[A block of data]
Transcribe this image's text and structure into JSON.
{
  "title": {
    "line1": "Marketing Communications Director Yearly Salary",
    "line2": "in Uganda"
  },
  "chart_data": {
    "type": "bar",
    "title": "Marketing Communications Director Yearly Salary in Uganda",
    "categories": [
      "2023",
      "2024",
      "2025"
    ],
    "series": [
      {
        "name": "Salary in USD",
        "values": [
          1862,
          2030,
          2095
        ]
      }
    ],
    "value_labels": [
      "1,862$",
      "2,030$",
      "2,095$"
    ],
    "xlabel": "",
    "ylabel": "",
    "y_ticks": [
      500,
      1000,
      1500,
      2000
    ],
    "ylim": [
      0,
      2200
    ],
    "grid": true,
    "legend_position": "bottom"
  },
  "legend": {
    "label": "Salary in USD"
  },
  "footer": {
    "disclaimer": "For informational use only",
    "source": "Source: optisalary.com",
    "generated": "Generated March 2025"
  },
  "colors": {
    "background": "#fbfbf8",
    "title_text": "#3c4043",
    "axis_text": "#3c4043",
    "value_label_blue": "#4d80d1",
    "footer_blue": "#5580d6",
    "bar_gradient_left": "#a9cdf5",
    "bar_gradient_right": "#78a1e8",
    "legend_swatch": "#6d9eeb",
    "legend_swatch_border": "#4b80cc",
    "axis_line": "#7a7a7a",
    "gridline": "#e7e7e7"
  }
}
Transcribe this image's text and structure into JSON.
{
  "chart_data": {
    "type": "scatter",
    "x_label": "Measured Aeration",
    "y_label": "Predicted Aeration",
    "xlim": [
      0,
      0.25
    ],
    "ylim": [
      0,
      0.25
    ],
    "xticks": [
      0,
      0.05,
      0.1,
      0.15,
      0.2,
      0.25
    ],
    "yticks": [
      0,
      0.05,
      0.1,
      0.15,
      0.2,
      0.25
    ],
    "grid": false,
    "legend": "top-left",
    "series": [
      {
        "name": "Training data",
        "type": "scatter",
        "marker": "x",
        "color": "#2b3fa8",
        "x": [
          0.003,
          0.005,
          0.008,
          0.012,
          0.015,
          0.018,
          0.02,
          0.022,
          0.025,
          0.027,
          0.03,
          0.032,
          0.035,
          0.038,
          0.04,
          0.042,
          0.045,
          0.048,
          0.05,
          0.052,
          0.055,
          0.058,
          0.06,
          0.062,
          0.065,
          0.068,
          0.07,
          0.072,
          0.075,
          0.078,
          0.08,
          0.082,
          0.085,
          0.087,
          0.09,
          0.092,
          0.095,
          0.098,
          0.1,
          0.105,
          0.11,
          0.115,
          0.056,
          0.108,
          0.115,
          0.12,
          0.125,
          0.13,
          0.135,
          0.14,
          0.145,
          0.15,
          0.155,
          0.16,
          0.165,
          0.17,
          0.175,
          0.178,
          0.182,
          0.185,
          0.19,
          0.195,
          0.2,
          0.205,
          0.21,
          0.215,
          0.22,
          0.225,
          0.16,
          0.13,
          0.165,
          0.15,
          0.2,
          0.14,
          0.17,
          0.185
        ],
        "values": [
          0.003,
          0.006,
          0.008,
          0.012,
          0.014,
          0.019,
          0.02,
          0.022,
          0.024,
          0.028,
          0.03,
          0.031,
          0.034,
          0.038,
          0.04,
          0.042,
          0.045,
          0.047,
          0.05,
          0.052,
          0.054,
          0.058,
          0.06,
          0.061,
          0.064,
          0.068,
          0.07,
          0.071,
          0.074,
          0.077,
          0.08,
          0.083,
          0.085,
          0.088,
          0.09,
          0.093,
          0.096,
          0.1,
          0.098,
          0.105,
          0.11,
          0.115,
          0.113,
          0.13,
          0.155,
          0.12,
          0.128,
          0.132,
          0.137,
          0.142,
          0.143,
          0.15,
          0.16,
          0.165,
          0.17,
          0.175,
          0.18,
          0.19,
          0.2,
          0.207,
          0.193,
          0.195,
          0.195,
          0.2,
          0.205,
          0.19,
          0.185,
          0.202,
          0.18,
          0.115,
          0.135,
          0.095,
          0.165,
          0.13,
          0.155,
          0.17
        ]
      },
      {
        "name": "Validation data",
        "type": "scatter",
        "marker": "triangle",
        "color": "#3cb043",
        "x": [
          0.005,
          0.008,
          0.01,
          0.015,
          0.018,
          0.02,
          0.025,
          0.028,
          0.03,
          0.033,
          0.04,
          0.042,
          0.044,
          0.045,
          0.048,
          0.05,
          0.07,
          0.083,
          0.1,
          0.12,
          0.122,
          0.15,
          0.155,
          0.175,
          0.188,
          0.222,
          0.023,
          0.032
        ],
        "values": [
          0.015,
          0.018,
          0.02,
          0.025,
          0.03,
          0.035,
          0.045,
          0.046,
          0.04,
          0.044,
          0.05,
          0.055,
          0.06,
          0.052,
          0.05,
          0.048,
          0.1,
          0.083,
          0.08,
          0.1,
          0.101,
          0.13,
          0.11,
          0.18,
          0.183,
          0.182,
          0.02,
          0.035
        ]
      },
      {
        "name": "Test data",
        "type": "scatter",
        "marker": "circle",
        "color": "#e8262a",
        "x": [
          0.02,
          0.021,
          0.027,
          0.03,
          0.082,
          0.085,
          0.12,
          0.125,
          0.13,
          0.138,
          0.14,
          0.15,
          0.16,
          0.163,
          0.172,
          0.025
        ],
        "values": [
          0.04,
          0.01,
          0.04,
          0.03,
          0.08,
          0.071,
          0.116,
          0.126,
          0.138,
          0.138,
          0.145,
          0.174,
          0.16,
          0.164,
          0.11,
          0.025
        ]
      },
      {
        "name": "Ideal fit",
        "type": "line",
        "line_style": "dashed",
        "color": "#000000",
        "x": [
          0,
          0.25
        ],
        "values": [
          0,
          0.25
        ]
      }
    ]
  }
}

__SHORT PROBLEM__. Give back each line above precisely as it stands.

__SOLUTION TO THE EXERCISE__.
Transcribe this image's text and structure into JSON.
{
  "title": {
    "line1": "Marketing Communications Director Yearly Salary",
    "line2": "in Uganda"
  },
  "chart_data": {
    "type": "bar",
    "title": "Marketing Communications Director Yearly Salary in Uganda",
    "categories": [
      "2023",
      "2024",
      "2025"
    ],
    "series": [
      {
        "name": "Salary in USD",
        "values": [
          1862,
          2030,
          2095
        ]
      }
    ],
    "value_labels": [
      "1,862$",
      "2,030$",
      "2,095$"
    ],
    "xlabel": "",
    "ylabel": "",
    "y_ticks": [
      500,
      1000,
      1500,
      2000
    ],
    "ylim": [
      0,
      2200
    ],
    "grid": true,
    "legend_position": "bottom"
  },
  "legend": {
    "label": "Salary in USD"
  },
  "footer": {
    "disclaimer": "For informational use only",
    "source": "Source: optisalary.com",
    "generated": "Generated March 2025"
  },
  "colors": {
    "background": "#fbfbf8",
    "title_text": "#3c4043",
    "axis_text": "#3c4043",
    "value_label_blue": "#4d80d1",
    "footer_blue": "#5580d6",
    "bar_gradient_left": "#a9cdf5",
    "bar_gradient_right": "#78a1e8",
    "legend_swatch": "#6d9eeb",
    "legend_swatch_border": "#4b80cc",
    "axis_line": "#7a7a7a",
    "gridline": "#e7e7e7"
  }
}
Transcribe this image's text and structure into JSON.
{
  "chart_data": {
    "type": "scatter",
    "x_label": "Measured Aeration",
    "y_label": "Predicted Aeration",
    "xlim": [
      0,
      0.25
    ],
    "ylim": [
      0,
      0.25
    ],
    "xticks": [
      0,
      0.05,
      0.1,
      0.15,
      0.2,
      0.25
    ],
    "yticks": [
      0,
      0.05,
      0.1,
      0.15,
      0.2,
      0.25
    ],
    "grid": false,
    "legend": "top-left",
    "series": [
      {
        "name": "Training data",
        "type": "scatter",
        "marker": "x",
        "color": "#2b3fa8",
        "x": [
          0.003,
          0.005,
          0.008,
          0.012,
          0.015,
          0.018,
          0.02,
          0.022,
          0.025,
          0.027,
          0.03,
          0.032,
          0.035,
          0.038,
          0.04,
          0.042,
          0.045,
          0.048,
          0.05,
          0.052,
          0.055,
          0.058,
          0.06,
          0.062,
          0.065,
          0.068,
          0.07,
          0.072,
          0.075,
          0.078,
          0.08,
          0.082,
          0.085,
          0.087,
          0.09,
          0.092,
          0.095,
          0.098,
          0.1,
          0.105,
          0.11,
          0.115,
          0.056,
          0.108,
          0.115,
          0.12,
          0.125,
          0.13,
          0.135,
          0.14,
          0.145,
          0.15,
          0.155,
          0.16,
          0.165,
          0.17,
          0.175,
          0.178,
          0.182,
          0.185,
          0.19,
          0.195,
          0.2,
          0.205,
          0.21,
          0.215,
          0.22,
          0.225,
          0.16,
          0.13,
          0.165,
          0.15,
          0.2,
          0.14,
          0.17,
          0.185
        ],
        "values": [
          0.003,
          0.006,
          0.008,
          0.012,
          0.014,
          0.019,
          0.02,
          0.022,
          0.024,
          0.028,
          0.03,
          0.031,
          0.034,
          0.038,
          0.04,
          0.042,
          0.045,
          0.047,
          0.05,
          0.052,
          0.054,
          0.058,
          0.06,
          0.061,
          0.064,
          0.068,
          0.07,
          0.071,
          0.074,
          0.077,
          0.08,
          0.083,
          0.085,
          0.088,
          0.09,
          0.093,
          0.096,
          0.1,
          0.098,
          0.105,
          0.11,
          0.115,
          0.113,
          0.13,
          0.155,
          0.12,
          0.128,
          0.132,
          0.137,
          0.142,
          0.143,
          0.15,
          0.16,
          0.165,
          0.17,
          0.175,
          0.18,
          0.19,
          0.2,
          0.207,
          0.193,
          0.195,
          0.195,
          0.2,
          0.205,
          0.19,
          0.185,
          0.202,
          0.18,
          0.115,
          0.135,
          0.095,
          0.165,
          0.13,
          0.155,
          0.17
        ]
      },
      {
        "name": "Validation data",
        "type": "scatter",
        "marker": "triangle",
        "color": "#3cb043",
        "x": [
          0.005,
          0.008,
          0.01,
          0.015,
          0.018,
          0.02,
          0.025,
          0.028,
          0.03,
          0.033,
          0.04,
          0.042,
          0.044,
          0.045,
          0.048,
          0.05,
          0.07,
          0.083,
          0.1,
          0.12,
          0.122,
          0.15,
          0.155,
          0.175,
          0.188,
          0.222,
          0.023,
          0.032
        ],
        "values": [
          0.015,
          0.018,
          0.02,
          0.025,
          0.03,
          0.035,
          0.045,
          0.046,
          0.04,
          0.044,
          0.05,
          0.055,
          0.06,
          0.052,
          0.05,
          0.048,
          0.1,
          0.083,
          0.08,
          0.1,
          0.101,
          0.13,
          0.11,
          0.18,
          0.183,
          0.182,
          0.02,
          0.035
        ]
      },
      {
        "name": "Test data",
        "type": "scatter",
        "marker": "circle",
        "color": "#e8262a",
        "x": [
          0.02,
          0.021,
          0.027,
          0.03,
          0.082,
          0.085,
          0.12,
          0.125,
          0.13,
          0.138,
          0.14,
          0.15,
          0.16,
          0.163,
          0.172,
          0.025
        ],
        "values": [
          0.04,
          0.01,
          0.04,
          0.03,
          0.08,
          0.071,
          0.116,
          0.126,
          0.138,
          0.138,
          0.145,
          0.174,
          0.16,
          0.164,
          0.11,
          0.025
        ]
      },
      {
        "name": "Ideal fit",
        "type": "line",
        "line_style": "dashed",
        "color": "#000000",
        "x": [
          0,
          0.25
        ],
        "values": [
          0,
          0.25
        ]
      }
    ]
  }
}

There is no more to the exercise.